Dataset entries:
————
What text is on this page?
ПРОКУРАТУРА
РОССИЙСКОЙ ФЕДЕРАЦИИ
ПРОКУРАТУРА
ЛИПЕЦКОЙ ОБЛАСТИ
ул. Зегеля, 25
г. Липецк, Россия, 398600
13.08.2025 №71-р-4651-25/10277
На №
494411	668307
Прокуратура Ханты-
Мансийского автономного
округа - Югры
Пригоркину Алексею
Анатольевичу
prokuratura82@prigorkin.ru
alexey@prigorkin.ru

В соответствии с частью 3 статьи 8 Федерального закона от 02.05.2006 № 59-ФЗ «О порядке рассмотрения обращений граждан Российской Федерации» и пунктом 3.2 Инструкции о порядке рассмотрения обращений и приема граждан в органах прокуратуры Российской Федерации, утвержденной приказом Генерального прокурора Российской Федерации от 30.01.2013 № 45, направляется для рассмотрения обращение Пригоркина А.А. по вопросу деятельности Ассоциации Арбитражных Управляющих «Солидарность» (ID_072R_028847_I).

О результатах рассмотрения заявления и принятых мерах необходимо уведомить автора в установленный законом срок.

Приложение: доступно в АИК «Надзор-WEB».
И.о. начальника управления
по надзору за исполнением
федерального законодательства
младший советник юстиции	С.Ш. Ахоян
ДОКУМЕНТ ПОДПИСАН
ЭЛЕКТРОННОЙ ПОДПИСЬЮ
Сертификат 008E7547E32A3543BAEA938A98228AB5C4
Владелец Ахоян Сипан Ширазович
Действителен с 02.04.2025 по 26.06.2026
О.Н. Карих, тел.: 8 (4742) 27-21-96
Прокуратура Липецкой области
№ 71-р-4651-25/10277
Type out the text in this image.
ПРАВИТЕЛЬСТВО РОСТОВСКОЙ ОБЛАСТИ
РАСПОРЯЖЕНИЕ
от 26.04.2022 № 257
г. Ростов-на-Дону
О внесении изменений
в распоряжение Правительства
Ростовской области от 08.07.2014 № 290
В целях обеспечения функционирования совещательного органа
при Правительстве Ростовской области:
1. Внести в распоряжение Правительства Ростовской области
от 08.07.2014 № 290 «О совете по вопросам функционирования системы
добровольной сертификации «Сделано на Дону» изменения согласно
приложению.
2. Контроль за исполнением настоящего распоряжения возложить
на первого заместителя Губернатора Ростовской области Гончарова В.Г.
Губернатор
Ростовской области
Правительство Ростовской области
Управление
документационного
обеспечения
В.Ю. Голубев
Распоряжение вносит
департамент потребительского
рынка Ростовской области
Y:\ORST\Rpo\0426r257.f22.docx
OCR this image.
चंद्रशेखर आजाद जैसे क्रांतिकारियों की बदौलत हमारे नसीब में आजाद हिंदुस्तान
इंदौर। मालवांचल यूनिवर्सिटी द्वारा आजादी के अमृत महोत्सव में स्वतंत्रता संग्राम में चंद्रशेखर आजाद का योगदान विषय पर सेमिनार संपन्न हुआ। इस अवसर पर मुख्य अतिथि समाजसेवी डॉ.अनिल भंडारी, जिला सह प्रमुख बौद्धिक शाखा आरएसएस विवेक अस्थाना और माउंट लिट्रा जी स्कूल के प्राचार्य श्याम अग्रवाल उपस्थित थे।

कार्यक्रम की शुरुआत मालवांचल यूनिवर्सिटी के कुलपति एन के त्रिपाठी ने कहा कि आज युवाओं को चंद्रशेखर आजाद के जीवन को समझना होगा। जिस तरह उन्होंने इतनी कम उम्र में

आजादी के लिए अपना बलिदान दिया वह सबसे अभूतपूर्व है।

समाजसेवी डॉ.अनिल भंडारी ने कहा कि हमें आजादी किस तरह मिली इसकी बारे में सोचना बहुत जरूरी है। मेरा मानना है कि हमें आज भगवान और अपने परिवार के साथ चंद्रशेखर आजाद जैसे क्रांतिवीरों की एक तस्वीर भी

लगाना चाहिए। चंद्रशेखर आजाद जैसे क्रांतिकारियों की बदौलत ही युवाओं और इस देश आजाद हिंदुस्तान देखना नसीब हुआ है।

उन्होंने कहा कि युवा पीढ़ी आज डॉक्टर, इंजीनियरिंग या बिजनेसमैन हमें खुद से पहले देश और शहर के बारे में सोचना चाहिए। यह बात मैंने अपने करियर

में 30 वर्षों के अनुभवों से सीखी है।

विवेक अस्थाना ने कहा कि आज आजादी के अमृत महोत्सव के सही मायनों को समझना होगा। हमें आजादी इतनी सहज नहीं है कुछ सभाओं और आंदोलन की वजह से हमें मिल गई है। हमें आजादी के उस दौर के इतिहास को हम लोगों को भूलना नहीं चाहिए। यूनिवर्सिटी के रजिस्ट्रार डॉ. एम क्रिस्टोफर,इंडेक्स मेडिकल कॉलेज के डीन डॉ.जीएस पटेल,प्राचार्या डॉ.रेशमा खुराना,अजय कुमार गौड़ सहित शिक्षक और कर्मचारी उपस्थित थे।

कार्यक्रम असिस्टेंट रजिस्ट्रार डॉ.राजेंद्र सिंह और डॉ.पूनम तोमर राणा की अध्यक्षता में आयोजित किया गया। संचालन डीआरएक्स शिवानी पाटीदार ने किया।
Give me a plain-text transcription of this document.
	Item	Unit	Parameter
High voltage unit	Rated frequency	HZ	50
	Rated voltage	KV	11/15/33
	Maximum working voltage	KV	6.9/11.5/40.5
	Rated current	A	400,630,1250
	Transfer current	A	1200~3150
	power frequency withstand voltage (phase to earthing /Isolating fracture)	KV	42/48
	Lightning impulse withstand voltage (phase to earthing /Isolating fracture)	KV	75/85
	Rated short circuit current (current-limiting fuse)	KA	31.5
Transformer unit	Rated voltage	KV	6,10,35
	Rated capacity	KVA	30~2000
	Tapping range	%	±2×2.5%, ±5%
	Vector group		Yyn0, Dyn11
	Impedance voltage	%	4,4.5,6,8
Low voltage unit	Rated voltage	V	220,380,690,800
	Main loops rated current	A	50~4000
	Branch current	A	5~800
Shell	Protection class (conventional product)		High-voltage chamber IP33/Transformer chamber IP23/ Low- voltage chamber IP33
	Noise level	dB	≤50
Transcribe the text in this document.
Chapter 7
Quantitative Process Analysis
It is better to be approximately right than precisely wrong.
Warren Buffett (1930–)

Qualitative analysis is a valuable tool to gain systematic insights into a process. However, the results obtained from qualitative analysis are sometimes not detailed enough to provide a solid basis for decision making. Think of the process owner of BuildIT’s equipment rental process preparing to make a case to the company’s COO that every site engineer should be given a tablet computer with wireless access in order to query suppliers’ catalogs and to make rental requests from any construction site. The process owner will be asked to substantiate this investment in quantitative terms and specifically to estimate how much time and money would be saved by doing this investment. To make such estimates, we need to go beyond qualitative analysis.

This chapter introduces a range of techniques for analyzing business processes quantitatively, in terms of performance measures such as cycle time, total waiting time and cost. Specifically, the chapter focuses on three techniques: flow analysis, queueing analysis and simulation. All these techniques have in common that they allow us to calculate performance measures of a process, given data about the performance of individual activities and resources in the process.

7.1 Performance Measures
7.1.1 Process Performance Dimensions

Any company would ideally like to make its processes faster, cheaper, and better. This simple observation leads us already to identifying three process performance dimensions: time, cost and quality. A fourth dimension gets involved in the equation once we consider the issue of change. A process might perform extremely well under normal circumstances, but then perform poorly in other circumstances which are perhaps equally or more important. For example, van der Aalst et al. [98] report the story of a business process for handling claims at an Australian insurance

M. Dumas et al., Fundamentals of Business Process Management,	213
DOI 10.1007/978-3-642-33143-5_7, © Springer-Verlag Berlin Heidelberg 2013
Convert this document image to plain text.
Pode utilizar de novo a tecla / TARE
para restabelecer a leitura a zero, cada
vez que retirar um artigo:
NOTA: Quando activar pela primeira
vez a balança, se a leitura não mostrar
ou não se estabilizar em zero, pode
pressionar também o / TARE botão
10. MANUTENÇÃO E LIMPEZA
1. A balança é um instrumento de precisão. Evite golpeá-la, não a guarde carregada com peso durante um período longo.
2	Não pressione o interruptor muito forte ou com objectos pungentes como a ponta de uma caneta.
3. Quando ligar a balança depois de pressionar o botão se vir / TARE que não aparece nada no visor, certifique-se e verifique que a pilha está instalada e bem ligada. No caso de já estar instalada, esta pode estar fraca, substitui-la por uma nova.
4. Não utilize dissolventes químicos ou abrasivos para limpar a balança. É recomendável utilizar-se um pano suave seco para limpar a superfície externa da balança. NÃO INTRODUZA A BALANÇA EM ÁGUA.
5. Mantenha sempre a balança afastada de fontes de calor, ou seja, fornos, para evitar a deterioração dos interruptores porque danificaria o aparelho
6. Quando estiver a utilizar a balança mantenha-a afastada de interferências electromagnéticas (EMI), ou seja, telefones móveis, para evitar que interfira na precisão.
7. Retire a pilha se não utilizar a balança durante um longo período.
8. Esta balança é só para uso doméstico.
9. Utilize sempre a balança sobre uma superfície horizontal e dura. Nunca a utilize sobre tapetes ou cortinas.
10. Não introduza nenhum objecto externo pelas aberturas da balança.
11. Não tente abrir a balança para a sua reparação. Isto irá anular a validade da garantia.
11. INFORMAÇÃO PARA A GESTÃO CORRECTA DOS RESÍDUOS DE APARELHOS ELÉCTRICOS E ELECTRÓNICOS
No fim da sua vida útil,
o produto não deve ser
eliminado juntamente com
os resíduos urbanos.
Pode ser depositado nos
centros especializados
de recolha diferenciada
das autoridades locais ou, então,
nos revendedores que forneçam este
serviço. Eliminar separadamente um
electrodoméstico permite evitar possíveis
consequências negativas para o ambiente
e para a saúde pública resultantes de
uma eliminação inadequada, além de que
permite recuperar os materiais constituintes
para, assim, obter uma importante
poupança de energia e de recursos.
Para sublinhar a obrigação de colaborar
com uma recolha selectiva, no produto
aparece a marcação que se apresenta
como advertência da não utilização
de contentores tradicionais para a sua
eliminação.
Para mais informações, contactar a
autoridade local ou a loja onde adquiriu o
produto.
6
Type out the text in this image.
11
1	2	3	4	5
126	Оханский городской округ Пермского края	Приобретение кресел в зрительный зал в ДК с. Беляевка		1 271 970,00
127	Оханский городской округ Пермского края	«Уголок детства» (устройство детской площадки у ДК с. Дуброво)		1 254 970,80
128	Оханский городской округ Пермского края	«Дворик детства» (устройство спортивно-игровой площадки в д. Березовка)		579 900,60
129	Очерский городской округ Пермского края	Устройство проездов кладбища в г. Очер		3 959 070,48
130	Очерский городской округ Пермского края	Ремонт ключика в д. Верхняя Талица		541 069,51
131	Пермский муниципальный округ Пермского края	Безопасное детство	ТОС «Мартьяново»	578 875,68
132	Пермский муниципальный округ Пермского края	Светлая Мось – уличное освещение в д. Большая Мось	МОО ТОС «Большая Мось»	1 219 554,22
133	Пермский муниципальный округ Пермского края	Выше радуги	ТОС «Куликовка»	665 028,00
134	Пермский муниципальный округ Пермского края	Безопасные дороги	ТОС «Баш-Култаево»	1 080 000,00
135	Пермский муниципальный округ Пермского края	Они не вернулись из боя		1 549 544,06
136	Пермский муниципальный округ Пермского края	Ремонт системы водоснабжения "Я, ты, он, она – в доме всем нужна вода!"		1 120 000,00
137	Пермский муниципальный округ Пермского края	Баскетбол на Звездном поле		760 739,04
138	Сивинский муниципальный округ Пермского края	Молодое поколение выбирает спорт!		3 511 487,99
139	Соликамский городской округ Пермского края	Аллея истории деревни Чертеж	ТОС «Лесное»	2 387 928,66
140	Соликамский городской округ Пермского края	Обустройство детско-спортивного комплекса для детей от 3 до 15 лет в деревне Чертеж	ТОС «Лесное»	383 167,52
————
→ **Required work**
In the entries above, identify each line that includes the string "como", then copy it.

→ **The answer**
2	Não pressione o interruptor muito forte ou com objectos pungentes como a ponta de uma caneta.
como advertência da não utilização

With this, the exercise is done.